Written instruction: Reproduce the material exactly, omitting nothing.

Working data:
—————

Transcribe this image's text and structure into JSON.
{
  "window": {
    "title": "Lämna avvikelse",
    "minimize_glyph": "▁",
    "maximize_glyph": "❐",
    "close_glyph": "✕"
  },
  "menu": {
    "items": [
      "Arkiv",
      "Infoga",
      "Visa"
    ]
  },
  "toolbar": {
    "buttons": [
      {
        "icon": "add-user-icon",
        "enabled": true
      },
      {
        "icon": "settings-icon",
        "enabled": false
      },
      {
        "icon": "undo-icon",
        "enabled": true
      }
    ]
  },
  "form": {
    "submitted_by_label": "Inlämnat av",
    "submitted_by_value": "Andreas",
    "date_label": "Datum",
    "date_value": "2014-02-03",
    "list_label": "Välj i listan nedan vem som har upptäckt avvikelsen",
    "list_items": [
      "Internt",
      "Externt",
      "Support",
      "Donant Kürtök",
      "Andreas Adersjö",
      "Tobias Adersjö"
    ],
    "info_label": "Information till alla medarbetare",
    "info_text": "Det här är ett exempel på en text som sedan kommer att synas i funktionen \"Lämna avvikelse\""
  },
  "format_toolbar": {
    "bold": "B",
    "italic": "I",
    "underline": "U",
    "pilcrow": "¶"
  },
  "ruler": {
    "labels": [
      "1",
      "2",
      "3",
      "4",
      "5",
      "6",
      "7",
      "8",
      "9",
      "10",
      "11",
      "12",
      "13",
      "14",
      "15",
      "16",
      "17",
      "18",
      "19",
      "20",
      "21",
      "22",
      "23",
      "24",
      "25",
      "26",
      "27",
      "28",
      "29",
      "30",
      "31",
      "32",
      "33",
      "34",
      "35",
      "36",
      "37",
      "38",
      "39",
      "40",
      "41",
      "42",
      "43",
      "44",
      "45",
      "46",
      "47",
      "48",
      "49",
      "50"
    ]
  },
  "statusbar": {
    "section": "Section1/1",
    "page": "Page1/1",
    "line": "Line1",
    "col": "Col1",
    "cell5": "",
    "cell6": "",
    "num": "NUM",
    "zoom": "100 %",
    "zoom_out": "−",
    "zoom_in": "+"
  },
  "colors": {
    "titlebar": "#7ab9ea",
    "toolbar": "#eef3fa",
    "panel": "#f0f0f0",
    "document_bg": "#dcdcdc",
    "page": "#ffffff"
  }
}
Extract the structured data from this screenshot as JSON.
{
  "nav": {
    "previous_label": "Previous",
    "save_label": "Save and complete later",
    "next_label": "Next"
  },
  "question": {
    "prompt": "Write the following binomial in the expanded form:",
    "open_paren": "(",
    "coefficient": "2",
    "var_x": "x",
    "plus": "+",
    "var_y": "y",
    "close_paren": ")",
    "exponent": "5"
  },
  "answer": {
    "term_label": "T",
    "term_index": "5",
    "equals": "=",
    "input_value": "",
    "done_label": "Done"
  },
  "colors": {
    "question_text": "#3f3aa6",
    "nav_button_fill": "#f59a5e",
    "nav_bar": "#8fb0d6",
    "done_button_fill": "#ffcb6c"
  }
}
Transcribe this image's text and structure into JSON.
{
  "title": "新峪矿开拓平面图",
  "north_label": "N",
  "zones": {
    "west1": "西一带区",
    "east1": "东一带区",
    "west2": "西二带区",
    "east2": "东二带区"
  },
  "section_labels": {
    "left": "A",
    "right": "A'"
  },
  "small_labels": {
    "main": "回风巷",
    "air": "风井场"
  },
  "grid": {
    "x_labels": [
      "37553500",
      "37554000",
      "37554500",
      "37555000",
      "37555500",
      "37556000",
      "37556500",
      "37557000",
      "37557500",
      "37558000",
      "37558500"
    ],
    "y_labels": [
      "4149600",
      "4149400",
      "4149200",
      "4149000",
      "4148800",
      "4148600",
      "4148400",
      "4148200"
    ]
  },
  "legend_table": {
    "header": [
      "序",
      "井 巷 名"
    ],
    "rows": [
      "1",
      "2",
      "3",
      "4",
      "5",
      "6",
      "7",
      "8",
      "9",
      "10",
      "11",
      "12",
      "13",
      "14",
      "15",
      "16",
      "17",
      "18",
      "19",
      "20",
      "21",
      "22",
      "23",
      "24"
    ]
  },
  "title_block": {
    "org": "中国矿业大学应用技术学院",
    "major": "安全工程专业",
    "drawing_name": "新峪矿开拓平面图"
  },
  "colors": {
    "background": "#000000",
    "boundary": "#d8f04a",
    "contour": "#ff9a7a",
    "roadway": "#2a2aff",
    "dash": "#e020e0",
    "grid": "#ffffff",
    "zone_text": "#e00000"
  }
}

—————

Response to this task:
Transcribe this image's text and structure into JSON.
{
  "window": {
    "title": "Lämna avvikelse",
    "minimize_glyph": "▁",
    "maximize_glyph": "❐",
    "close_glyph": "✕"
  },
  "menu": {
    "items": [
      "Arkiv",
      "Infoga",
      "Visa"
    ]
  },
  "toolbar": {
    "buttons": [
      {
        "icon": "add-user-icon",
        "enabled": true
      },
      {
        "icon": "settings-icon",
        "enabled": false
      },
      {
        "icon": "undo-icon",
        "enabled": true
      }
    ]
  },
  "form": {
    "submitted_by_label": "Inlämnat av",
    "submitted_by_value": "Andreas",
    "date_label": "Datum",
    "date_value": "2014-02-03",
    "list_label": "Välj i listan nedan vem som har upptäckt avvikelsen",
    "list_items": [
      "Internt",
      "Externt",
      "Support",
      "Donant Kürtök",
      "Andreas Adersjö",
      "Tobias Adersjö"
    ],
    "info_label": "Information till alla medarbetare",
    "info_text": "Det här är ett exempel på en text som sedan kommer att synas i funktionen \"Lämna avvikelse\""
  },
  "format_toolbar": {
    "bold": "B",
    "italic": "I",
    "underline": "U",
    "pilcrow": "¶"
  },
  "ruler": {
    "labels": [
      "1",
      "2",
      "3",
      "4",
      "5",
      "6",
      "7",
      "8",
      "9",
      "10",
      "11",
      "12",
      "13",
      "14",
      "15",
      "16",
      "17",
      "18",
      "19",
      "20",
      "21",
      "22",
      "23",
      "24",
      "25",
      "26",
      "27",
      "28",
      "29",
      "30",
      "31",
      "32",
      "33",
      "34",
      "35",
      "36",
      "37",
      "38",
      "39",
      "40",
      "41",
      "42",
      "43",
      "44",
      "45",
      "46",
      "47",
      "48",
      "49",
      "50"
    ]
  },
  "statusbar": {
    "section": "Section1/1",
    "page": "Page1/1",
    "line": "Line1",
    "col": "Col1",
    "cell5": "",
    "cell6": "",
    "num": "NUM",
    "zoom": "100 %",
    "zoom_out": "−",
    "zoom_in": "+"
  },
  "colors": {
    "titlebar": "#7ab9ea",
    "toolbar": "#eef3fa",
    "panel": "#f0f0f0",
    "document_bg": "#dcdcdc",
    "page": "#ffffff"
  }
}
Extract the structured data from this screenshot as JSON.
{
  "nav": {
    "previous_label": "Previous",
    "save_label": "Save and complete later",
    "next_label": "Next"
  },
  "question": {
    "prompt": "Write the following binomial in the expanded form:",
    "open_paren": "(",
    "coefficient": "2",
    "var_x": "x",
    "plus": "+",
    "var_y": "y",
    "close_paren": ")",
    "exponent": "5"
  },
  "answer": {
    "term_label": "T",
    "term_index": "5",
    "equals": "=",
    "input_value": "",
    "done_label": "Done"
  },
  "colors": {
    "question_text": "#3f3aa6",
    "nav_button_fill": "#f59a5e",
    "nav_bar": "#8fb0d6",
    "done_button_fill": "#ffcb6c"
  }
}
Transcribe this image's text and structure into JSON.
{
  "title": "新峪矿开拓平面图",
  "north_label": "N",
  "zones": {
    "west1": "西一带区",
    "east1": "东一带区",
    "west2": "西二带区",
    "east2": "东二带区"
  },
  "section_labels": {
    "left": "A",
    "right": "A'"
  },
  "small_labels": {
    "main": "回风巷",
    "air": "风井场"
  },
  "grid": {
    "x_labels": [
      "37553500",
      "37554000",
      "37554500",
      "37555000",
      "37555500",
      "37556000",
      "37556500",
      "37557000",
      "37557500",
      "37558000",
      "37558500"
    ],
    "y_labels": [
      "4149600",
      "4149400",
      "4149200",
      "4149000",
      "4148800",
      "4148600",
      "4148400",
      "4148200"
    ]
  },
  "legend_table": {
    "header": [
      "序",
      "井 巷 名"
    ],
    "rows": [
      "1",
      "2",
      "3",
      "4",
      "5",
      "6",
      "7",
      "8",
      "9",
      "10",
      "11",
      "12",
      "13",
      "14",
      "15",
      "16",
      "17",
      "18",
      "19",
      "20",
      "21",
      "22",
      "23",
      "24"
    ]
  },
  "title_block": {
    "org": "中国矿业大学应用技术学院",
    "major": "安全工程专业",
    "drawing_name": "新峪矿开拓平面图"
  },
  "colors": {
    "background": "#000000",
    "boundary": "#d8f04a",
    "contour": "#ff9a7a",
    "roadway": "#2a2aff",
    "dash": "#e020e0",
    "grid": "#ffffff",
    "zone_text": "#e00000"
  }
}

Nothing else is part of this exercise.